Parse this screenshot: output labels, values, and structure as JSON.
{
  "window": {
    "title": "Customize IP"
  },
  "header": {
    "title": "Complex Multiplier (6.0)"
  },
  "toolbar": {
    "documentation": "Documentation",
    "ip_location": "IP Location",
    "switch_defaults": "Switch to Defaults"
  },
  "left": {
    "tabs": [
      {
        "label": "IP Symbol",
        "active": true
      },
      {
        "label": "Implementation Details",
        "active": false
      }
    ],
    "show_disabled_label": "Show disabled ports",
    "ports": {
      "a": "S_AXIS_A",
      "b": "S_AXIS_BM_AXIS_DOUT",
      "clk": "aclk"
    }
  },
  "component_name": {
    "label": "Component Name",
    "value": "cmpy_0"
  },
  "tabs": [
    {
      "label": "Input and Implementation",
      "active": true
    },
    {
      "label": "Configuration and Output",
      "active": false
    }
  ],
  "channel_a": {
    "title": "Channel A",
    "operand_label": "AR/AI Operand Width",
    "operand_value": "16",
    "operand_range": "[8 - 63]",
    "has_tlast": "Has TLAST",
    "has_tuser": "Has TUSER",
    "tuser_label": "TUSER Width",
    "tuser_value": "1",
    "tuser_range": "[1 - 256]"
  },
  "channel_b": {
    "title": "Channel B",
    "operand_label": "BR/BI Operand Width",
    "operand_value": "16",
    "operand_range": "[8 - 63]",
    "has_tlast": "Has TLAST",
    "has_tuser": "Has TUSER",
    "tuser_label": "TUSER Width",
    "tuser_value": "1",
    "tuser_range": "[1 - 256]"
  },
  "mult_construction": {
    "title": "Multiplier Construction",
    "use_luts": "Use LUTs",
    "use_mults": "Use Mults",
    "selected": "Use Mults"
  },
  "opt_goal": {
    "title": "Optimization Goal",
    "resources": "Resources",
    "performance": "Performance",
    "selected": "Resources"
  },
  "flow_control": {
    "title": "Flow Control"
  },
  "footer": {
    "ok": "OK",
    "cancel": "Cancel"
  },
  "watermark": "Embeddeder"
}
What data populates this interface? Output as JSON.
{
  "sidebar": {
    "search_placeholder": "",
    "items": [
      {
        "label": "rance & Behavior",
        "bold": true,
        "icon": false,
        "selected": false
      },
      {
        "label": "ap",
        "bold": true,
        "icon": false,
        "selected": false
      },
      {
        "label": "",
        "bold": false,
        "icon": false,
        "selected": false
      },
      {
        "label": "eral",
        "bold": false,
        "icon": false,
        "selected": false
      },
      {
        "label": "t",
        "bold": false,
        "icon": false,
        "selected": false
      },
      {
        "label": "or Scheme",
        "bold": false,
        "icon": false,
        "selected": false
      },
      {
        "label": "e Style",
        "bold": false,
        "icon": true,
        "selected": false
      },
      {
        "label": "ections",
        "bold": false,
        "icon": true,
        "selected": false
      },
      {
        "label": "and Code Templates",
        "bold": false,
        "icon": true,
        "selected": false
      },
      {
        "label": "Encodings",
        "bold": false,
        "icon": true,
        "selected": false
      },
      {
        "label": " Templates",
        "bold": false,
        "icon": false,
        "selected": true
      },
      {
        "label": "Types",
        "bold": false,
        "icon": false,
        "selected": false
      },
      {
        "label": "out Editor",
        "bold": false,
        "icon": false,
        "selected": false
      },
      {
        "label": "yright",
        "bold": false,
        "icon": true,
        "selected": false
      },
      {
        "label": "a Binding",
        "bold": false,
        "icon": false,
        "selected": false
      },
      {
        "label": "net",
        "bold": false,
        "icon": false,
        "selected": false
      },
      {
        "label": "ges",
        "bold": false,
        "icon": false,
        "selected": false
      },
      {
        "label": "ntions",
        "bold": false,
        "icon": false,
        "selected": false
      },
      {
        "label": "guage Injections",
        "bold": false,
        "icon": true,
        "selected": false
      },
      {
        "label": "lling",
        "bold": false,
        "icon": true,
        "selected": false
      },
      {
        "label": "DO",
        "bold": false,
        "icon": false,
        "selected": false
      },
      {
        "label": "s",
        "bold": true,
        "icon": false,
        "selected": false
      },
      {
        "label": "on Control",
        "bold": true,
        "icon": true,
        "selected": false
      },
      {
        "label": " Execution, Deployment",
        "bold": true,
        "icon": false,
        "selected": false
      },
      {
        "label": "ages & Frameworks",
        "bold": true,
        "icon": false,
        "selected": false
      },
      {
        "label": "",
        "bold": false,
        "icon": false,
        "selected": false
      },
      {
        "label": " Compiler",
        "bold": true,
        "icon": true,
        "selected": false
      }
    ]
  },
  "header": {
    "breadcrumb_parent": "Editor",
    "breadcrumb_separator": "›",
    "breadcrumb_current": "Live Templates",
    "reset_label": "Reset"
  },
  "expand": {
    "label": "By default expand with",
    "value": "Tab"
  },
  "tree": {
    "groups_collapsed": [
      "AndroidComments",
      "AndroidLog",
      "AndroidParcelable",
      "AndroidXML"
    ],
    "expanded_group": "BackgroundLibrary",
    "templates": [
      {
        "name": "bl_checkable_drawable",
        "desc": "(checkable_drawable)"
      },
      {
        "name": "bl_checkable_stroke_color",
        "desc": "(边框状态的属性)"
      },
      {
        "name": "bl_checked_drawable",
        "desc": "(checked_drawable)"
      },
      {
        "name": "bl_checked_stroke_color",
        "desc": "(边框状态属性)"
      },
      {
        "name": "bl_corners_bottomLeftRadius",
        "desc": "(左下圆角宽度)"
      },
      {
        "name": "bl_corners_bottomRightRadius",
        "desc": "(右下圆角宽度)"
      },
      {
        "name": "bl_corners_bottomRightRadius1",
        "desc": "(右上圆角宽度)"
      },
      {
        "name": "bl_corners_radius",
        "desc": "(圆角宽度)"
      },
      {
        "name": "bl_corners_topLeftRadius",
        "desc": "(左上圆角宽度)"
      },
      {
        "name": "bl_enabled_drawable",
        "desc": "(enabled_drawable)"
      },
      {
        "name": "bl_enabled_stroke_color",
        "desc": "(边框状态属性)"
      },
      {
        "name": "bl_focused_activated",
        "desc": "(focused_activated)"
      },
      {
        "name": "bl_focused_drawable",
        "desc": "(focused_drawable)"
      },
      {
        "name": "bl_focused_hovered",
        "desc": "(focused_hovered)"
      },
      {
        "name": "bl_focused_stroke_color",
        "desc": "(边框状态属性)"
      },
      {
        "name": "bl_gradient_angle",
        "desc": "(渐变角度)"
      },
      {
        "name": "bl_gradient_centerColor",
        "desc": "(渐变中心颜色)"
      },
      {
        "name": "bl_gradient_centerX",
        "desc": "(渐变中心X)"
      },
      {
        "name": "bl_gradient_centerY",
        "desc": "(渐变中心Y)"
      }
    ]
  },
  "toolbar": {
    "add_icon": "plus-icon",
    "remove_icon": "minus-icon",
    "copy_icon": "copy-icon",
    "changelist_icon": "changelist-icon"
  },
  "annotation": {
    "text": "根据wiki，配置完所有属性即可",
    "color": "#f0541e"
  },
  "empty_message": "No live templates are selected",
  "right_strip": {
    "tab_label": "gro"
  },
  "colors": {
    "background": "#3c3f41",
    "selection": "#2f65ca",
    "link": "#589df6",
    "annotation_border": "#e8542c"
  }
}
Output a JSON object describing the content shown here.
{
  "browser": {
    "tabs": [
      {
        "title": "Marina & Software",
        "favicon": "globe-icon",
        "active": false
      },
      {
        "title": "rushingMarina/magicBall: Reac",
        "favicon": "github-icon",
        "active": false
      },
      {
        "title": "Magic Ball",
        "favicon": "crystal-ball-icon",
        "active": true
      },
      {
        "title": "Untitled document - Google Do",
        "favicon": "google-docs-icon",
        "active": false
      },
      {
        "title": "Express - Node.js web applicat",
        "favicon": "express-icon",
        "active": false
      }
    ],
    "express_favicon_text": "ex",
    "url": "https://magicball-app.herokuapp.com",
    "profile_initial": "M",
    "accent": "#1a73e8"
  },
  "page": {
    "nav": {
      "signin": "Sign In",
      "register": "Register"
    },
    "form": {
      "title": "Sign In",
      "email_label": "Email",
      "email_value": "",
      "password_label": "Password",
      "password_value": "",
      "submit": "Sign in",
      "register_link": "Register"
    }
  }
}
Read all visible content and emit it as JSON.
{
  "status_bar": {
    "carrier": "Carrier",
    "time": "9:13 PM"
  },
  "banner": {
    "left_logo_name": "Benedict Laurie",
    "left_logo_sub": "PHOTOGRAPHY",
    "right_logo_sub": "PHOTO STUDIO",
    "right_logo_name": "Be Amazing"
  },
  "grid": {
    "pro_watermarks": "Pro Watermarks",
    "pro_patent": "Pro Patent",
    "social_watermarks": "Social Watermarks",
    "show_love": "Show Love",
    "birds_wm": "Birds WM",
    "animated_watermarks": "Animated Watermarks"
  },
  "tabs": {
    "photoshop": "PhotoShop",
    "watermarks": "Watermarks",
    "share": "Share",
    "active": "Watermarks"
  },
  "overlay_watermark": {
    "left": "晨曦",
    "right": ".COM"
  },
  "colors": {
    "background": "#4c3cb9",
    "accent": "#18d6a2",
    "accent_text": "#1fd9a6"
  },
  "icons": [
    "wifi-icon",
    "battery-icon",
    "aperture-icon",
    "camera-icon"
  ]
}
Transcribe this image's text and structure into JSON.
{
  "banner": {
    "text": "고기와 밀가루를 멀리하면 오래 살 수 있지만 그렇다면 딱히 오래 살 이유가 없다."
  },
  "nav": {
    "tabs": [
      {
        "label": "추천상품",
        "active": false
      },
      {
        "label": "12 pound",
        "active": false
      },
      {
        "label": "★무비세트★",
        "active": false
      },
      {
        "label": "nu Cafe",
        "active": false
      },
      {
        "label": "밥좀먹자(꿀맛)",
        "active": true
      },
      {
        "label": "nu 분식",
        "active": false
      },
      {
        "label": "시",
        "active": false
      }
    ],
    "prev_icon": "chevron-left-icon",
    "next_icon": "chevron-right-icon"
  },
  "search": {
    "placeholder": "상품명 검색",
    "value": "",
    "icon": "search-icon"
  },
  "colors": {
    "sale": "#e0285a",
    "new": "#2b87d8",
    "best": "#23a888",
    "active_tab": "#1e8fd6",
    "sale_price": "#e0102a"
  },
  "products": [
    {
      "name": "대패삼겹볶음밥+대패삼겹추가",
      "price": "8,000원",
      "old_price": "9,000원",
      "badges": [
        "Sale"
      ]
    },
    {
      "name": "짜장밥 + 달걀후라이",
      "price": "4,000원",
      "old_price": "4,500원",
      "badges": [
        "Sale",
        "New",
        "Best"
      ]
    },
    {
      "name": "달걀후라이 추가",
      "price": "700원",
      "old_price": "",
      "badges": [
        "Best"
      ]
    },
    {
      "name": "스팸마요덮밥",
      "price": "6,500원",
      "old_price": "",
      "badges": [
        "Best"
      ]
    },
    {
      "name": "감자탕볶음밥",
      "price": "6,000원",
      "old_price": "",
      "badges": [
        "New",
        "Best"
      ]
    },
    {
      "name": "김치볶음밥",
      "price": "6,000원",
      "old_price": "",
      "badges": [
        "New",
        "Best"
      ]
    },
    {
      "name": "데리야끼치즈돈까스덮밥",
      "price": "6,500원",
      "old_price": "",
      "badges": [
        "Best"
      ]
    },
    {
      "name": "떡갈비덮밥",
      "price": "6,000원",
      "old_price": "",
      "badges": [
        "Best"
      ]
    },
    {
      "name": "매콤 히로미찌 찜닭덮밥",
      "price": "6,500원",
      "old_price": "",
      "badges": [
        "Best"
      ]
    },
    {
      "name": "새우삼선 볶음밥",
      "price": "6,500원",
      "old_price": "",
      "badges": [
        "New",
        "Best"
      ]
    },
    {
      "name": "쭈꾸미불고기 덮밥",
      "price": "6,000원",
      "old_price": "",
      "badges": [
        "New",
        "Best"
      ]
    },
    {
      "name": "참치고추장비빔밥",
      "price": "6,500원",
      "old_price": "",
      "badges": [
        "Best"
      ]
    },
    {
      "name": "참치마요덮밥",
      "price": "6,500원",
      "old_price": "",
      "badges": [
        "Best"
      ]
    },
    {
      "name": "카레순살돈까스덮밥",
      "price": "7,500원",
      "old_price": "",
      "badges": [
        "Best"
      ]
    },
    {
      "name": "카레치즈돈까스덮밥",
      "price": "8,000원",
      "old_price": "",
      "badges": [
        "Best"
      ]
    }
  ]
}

● Task to complete: Reproduce every line from the entries that holds the word "content".

● Exercise answer:
Output a JSON object describing the content shown here.
Read all visible content and emit it as JSON.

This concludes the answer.